** Start TASK INPUT **

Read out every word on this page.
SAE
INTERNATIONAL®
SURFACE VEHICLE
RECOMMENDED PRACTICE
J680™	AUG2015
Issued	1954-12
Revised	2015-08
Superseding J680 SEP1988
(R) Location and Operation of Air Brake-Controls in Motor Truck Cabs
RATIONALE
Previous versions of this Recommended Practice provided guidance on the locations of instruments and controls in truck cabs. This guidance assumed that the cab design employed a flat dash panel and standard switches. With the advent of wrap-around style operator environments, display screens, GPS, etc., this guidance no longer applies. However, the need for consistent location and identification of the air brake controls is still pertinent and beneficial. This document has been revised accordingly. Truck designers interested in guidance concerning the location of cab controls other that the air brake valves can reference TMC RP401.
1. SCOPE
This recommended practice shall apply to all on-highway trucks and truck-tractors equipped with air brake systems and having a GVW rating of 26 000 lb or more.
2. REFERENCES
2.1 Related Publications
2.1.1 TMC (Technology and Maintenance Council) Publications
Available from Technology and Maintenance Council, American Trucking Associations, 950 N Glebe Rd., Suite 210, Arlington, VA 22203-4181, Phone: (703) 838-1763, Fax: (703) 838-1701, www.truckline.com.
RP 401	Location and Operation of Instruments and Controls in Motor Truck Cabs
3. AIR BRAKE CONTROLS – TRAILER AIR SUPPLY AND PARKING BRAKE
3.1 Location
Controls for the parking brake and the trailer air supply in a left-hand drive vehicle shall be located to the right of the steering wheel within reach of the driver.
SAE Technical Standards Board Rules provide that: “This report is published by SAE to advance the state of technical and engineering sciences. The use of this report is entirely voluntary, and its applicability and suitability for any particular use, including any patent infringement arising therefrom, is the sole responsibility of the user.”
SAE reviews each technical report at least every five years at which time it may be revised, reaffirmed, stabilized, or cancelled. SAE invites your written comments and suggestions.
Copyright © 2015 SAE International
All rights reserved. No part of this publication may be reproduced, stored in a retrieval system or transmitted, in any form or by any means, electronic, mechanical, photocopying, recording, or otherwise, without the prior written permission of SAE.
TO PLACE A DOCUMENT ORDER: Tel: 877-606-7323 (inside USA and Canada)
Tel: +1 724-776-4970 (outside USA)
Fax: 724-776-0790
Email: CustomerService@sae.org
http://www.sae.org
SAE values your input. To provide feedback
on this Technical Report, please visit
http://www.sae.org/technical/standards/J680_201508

** End TASK INPUT **

» **REQUIREMENTS**
Using the material above, report each line where "Motor" occurs.

» **SOLUTION FOR THIS PROBLEM**
(R) Location and Operation of Air Brake-Controls in Motor Truck Cabs
RP 401	Location and Operation of Instruments and Controls in Motor Truck Cabs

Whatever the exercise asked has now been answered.